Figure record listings
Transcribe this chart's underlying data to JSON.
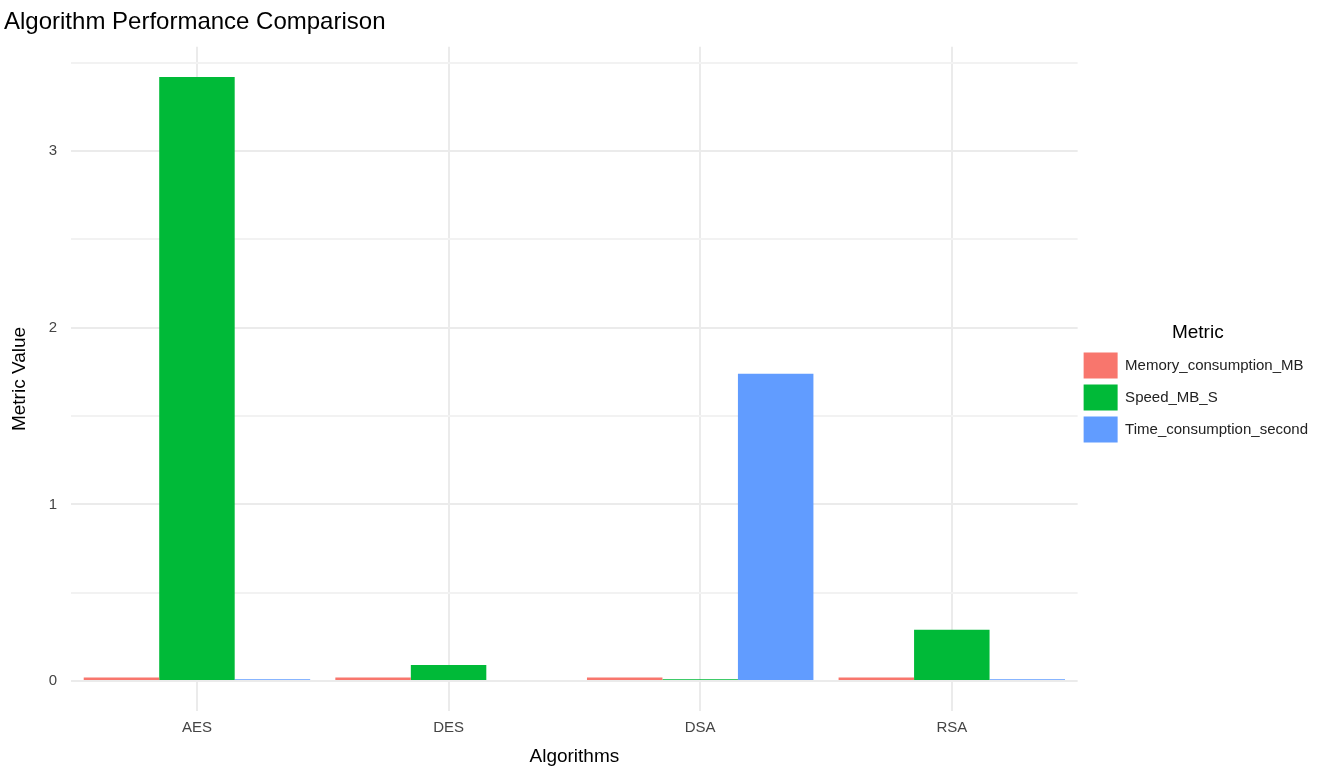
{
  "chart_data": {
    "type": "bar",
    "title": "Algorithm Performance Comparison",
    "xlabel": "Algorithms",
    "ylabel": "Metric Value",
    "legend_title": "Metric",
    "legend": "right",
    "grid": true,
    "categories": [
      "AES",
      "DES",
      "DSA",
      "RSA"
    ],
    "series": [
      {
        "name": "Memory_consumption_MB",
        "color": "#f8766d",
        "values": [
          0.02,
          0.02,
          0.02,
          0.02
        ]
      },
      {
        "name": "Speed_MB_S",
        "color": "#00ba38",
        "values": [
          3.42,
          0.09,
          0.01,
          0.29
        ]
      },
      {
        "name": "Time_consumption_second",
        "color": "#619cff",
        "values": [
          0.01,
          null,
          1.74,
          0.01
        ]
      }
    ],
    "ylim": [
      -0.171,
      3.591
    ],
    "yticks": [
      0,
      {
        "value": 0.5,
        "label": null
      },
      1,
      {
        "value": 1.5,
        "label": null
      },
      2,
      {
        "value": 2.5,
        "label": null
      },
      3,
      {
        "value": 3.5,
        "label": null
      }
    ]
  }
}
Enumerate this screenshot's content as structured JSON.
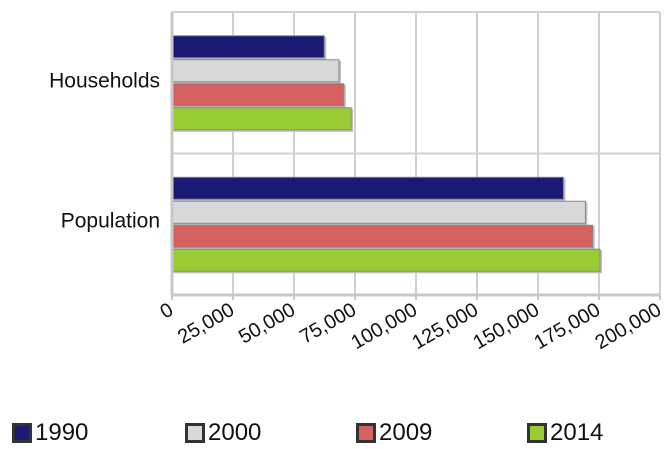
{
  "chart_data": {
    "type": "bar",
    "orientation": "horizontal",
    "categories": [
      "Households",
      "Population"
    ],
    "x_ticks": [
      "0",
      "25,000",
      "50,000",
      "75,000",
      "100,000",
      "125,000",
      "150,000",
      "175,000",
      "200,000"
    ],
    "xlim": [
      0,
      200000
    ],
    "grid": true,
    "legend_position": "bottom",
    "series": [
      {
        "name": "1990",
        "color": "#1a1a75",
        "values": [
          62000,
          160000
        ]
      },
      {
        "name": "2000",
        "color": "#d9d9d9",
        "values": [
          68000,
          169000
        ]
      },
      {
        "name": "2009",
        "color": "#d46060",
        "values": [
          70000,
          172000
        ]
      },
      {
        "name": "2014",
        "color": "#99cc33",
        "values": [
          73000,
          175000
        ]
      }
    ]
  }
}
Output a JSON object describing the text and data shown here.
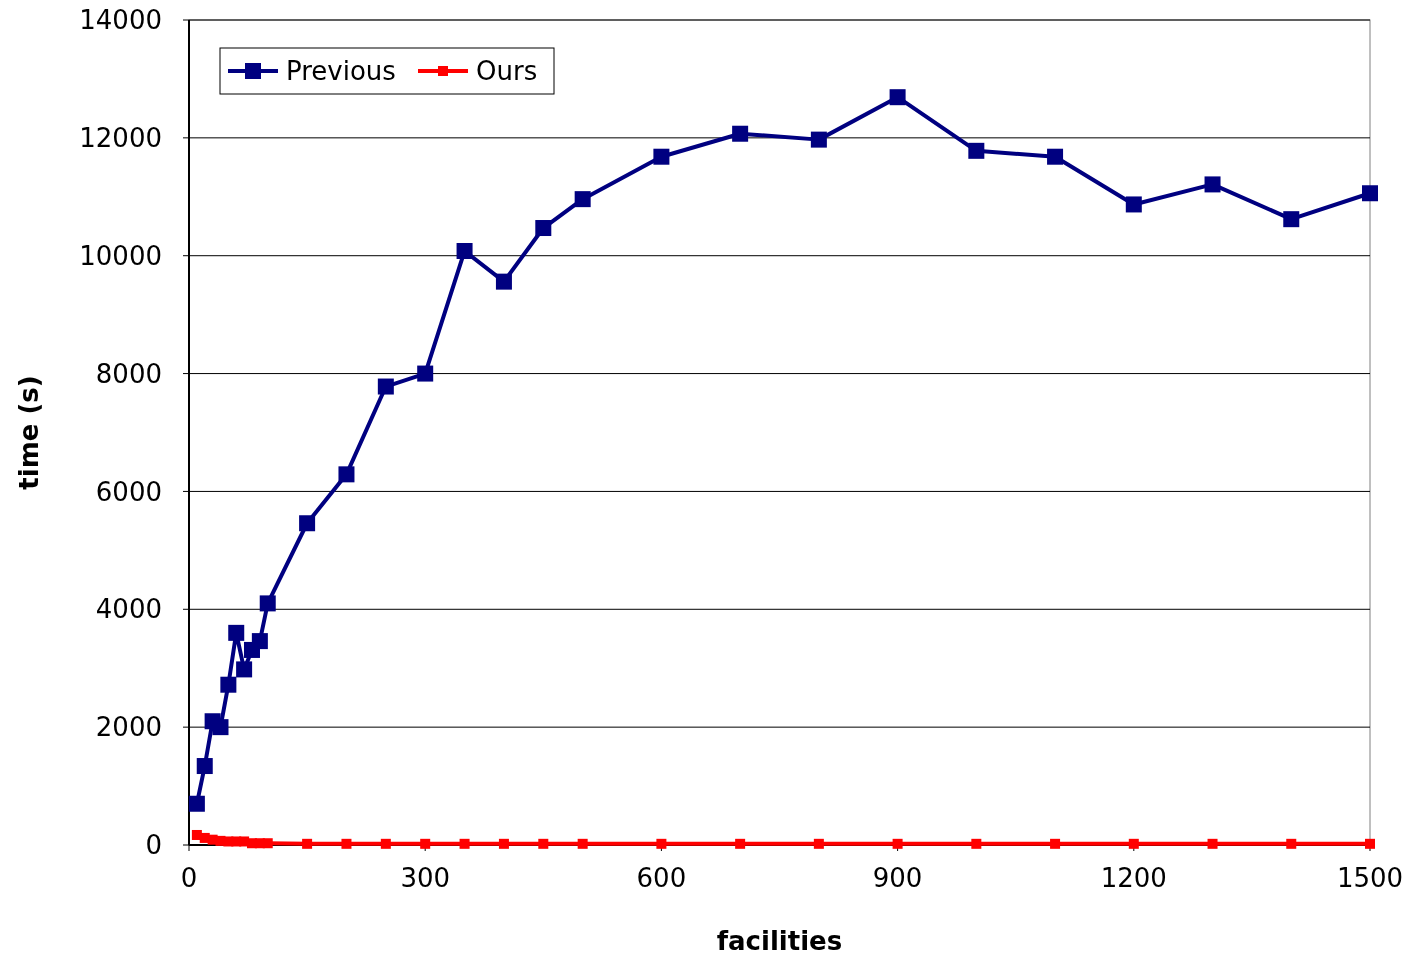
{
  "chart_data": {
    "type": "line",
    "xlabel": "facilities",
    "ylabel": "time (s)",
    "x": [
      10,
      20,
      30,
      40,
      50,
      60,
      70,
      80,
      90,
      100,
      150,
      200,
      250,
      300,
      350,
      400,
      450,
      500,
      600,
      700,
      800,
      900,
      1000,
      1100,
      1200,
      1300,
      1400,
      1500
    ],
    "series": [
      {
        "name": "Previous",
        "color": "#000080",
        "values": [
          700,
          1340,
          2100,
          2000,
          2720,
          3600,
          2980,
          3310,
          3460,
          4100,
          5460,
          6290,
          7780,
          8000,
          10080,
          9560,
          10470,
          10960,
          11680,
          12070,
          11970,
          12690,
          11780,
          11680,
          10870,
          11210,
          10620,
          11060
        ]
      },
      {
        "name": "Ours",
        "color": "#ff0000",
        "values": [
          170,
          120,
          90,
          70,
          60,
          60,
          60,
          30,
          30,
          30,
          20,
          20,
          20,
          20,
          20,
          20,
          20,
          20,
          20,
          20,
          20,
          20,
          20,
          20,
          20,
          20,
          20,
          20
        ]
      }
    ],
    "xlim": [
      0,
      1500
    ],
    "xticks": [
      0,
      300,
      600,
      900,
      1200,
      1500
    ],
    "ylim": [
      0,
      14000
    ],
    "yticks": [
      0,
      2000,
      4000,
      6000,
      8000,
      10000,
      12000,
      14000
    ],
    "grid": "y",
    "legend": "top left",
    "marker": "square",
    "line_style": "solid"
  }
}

Objective
Check every line of the entries above for the word "name" and report how many lines contain it, giving the number only.

Output for this exercise
9